-- Start of Exercise inputs --

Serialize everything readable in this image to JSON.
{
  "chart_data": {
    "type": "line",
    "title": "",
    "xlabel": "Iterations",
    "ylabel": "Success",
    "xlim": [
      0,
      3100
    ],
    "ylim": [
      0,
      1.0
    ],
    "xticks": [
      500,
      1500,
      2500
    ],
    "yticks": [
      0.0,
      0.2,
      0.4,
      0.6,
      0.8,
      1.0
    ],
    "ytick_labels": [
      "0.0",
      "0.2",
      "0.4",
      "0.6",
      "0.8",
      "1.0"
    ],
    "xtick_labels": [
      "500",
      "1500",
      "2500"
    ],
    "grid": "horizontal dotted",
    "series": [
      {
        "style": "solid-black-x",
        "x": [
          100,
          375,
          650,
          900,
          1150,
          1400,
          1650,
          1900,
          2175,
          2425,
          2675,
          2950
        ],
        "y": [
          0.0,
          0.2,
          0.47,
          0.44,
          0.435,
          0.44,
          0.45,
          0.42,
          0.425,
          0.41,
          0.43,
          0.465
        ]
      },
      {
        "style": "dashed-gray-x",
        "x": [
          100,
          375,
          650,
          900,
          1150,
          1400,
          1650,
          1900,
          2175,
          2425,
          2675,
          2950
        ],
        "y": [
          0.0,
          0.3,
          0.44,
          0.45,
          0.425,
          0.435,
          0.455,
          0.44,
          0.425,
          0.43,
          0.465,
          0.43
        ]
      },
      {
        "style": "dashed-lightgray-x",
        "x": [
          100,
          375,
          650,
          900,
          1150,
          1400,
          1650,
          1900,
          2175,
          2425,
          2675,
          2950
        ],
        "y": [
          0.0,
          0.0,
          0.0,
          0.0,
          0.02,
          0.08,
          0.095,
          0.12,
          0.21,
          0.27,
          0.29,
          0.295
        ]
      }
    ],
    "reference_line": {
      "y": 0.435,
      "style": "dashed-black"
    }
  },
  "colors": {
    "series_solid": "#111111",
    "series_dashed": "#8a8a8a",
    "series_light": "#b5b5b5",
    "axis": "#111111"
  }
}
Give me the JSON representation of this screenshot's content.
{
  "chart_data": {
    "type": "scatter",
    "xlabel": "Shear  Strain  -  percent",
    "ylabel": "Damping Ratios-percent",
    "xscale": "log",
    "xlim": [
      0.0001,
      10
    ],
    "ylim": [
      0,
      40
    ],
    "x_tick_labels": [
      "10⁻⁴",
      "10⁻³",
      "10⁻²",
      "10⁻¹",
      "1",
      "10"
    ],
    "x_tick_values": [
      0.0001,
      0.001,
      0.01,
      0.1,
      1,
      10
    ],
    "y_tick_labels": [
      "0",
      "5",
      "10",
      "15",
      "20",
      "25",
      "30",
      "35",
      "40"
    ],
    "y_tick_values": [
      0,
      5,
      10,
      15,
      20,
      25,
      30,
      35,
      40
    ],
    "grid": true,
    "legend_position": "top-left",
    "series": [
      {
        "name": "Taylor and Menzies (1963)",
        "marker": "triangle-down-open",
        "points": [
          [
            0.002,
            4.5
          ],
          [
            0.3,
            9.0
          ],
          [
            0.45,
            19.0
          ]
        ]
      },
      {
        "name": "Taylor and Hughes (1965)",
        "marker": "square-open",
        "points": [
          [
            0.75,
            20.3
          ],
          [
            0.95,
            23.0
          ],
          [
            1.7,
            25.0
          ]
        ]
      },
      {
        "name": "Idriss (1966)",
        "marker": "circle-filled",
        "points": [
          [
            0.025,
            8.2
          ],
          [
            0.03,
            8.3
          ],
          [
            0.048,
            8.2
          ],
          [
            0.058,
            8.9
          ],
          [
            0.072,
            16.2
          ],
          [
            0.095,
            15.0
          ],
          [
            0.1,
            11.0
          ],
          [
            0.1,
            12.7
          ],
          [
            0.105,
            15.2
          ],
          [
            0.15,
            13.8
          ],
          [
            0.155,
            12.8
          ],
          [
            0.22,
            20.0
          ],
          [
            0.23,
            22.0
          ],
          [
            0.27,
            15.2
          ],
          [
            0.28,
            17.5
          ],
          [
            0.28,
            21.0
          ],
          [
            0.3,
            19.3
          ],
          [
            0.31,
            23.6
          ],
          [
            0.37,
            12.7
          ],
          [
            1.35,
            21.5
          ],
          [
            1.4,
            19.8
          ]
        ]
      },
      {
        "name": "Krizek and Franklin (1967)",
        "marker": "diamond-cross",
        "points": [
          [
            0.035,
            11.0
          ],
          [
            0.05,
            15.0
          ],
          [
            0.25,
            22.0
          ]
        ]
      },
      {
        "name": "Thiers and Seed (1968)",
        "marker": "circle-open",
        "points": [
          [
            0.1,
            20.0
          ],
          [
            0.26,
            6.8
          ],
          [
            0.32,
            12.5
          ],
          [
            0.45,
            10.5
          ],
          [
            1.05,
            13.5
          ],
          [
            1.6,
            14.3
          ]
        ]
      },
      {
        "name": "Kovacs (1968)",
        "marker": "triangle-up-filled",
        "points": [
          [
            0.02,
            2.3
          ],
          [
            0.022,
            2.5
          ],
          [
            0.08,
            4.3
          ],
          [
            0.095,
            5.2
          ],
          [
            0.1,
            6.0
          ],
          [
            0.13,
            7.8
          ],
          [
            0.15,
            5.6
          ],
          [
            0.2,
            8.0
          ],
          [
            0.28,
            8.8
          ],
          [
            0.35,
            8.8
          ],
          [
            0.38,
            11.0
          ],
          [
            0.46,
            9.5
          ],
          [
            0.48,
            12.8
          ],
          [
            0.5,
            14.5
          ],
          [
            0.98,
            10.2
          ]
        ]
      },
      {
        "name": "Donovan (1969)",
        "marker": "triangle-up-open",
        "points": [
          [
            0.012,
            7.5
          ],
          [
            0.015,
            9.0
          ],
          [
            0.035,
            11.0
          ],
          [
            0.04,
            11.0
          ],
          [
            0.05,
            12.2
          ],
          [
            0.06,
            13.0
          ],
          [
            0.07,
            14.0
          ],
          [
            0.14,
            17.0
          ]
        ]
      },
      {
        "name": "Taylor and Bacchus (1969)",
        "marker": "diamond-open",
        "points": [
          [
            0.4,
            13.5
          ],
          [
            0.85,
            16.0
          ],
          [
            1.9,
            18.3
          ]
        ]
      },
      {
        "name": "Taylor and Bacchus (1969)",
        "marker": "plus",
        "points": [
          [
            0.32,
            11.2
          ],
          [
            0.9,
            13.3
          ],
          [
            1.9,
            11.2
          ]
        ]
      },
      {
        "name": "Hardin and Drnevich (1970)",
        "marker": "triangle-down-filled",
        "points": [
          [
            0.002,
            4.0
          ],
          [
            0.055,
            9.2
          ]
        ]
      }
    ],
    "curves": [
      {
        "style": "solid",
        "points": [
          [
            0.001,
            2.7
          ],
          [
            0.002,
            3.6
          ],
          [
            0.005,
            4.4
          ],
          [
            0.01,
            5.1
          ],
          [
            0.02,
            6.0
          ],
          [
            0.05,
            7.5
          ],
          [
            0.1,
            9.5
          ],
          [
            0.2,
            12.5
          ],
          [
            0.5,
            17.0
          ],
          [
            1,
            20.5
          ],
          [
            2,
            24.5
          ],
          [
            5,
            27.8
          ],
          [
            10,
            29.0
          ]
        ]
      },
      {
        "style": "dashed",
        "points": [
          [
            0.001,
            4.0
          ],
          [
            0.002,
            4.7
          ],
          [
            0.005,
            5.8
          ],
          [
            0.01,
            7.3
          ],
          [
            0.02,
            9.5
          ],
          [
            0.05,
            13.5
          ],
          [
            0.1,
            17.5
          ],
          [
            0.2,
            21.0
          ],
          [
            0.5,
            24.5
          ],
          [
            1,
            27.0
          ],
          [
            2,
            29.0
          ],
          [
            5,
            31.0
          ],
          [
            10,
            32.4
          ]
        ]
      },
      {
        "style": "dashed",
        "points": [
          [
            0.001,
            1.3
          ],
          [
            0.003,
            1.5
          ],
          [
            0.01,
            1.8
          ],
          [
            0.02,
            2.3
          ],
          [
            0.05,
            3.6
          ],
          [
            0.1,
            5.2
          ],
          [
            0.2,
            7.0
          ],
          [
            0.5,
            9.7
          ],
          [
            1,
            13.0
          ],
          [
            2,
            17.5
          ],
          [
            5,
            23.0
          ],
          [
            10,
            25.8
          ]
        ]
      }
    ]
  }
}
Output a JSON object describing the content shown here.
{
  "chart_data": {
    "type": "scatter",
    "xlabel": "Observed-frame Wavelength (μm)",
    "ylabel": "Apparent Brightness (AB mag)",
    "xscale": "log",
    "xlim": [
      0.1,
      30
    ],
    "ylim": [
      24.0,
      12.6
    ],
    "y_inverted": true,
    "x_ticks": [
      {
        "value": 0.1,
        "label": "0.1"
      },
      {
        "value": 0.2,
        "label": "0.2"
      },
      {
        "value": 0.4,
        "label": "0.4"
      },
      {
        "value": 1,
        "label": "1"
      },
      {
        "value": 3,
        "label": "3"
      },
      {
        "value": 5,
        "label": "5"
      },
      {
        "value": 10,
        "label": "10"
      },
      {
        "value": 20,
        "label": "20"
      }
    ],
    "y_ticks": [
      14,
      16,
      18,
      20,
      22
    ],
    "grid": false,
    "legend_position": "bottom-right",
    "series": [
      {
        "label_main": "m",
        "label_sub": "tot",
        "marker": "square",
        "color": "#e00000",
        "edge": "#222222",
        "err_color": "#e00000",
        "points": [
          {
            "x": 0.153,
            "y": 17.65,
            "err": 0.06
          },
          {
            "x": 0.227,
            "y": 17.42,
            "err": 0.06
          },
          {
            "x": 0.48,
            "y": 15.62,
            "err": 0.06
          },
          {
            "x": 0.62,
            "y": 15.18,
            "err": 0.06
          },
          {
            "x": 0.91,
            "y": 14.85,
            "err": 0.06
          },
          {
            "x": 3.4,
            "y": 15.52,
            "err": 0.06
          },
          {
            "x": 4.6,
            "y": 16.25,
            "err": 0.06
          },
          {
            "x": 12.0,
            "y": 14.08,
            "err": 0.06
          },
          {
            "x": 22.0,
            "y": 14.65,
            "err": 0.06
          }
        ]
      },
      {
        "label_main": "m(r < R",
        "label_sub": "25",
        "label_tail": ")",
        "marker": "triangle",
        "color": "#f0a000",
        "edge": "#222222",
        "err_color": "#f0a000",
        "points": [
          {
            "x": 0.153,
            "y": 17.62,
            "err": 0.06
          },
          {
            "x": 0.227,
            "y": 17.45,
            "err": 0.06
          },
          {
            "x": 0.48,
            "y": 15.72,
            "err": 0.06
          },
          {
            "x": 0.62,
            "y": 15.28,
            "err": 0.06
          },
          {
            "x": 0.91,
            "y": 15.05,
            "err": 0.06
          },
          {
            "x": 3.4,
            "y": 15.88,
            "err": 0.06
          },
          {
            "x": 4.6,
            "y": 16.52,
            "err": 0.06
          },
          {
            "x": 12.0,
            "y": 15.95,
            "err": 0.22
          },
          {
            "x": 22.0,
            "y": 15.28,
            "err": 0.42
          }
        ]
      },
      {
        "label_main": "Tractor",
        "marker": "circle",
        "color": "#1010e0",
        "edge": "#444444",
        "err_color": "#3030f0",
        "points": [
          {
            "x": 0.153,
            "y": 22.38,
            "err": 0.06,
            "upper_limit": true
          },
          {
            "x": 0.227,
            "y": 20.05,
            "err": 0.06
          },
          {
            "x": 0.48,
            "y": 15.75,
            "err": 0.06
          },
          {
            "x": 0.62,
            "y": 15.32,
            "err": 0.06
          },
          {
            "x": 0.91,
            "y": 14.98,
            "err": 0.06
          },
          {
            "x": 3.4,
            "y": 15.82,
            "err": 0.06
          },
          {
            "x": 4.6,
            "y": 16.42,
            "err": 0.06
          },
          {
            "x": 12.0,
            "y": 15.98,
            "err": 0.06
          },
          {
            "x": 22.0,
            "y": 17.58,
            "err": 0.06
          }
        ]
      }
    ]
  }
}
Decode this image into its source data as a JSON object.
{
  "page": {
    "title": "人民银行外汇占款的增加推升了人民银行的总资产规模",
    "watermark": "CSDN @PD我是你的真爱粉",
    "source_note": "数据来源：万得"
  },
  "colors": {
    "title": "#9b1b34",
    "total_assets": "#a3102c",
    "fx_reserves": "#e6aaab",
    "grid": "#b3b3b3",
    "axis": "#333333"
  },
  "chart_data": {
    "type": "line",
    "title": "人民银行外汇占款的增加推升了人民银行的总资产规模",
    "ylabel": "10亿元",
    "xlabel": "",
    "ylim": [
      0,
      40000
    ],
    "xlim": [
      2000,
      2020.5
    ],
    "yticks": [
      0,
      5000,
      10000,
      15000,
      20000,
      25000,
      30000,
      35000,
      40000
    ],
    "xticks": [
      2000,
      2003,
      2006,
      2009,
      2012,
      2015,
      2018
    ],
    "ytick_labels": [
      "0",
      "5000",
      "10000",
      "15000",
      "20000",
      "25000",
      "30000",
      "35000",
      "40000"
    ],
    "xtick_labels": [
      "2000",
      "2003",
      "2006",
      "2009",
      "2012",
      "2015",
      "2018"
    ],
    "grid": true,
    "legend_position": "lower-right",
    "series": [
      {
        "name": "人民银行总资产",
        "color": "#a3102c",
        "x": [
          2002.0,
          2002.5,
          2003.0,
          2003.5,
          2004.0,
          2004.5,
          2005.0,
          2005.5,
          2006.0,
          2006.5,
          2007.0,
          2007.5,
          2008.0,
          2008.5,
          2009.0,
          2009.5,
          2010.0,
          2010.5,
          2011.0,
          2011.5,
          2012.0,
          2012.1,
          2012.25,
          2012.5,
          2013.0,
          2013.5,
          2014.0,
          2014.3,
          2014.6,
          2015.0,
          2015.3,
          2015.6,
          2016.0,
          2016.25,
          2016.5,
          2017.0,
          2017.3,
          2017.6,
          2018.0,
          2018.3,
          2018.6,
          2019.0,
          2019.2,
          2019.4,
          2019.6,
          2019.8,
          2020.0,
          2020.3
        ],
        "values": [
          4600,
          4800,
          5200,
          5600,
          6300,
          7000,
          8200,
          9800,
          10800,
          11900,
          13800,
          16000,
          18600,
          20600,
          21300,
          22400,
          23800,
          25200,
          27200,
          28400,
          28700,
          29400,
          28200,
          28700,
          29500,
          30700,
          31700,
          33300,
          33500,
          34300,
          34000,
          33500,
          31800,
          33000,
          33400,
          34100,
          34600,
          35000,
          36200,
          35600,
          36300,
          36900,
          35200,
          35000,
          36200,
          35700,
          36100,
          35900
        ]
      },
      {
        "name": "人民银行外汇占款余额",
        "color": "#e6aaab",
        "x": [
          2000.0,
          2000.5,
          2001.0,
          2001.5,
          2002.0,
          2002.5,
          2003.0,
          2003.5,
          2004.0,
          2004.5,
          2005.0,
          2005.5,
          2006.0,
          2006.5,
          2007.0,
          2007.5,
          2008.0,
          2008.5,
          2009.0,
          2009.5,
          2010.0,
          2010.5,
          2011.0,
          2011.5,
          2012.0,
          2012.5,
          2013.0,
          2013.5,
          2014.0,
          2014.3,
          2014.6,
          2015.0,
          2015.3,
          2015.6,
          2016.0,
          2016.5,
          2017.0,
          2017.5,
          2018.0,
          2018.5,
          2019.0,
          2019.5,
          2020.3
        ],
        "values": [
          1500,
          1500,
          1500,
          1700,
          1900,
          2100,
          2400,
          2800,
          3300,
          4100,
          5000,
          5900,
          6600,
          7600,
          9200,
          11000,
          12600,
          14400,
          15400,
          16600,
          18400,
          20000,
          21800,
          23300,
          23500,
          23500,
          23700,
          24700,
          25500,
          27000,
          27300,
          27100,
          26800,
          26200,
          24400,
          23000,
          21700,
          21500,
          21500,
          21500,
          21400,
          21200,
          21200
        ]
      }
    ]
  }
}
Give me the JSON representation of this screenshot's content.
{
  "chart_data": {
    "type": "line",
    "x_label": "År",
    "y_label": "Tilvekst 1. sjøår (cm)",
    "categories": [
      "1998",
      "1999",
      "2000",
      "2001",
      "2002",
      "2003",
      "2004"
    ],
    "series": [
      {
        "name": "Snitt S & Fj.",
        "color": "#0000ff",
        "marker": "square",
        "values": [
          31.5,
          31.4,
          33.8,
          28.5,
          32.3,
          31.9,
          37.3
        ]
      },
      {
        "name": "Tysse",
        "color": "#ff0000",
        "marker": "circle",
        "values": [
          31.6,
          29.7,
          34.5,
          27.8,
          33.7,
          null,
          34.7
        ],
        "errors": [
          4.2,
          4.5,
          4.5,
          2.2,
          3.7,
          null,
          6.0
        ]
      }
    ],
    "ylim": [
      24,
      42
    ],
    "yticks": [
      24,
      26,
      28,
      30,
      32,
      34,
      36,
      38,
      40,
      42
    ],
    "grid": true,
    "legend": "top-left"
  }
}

-- End of Exercise inputs --

Instructions to follow
Where a line above holds the string "circle", show that line.

Task answer
        "marker": "circle-filled",
        "marker": "circle-open",
        "marker": "circle",
        "marker": "circle",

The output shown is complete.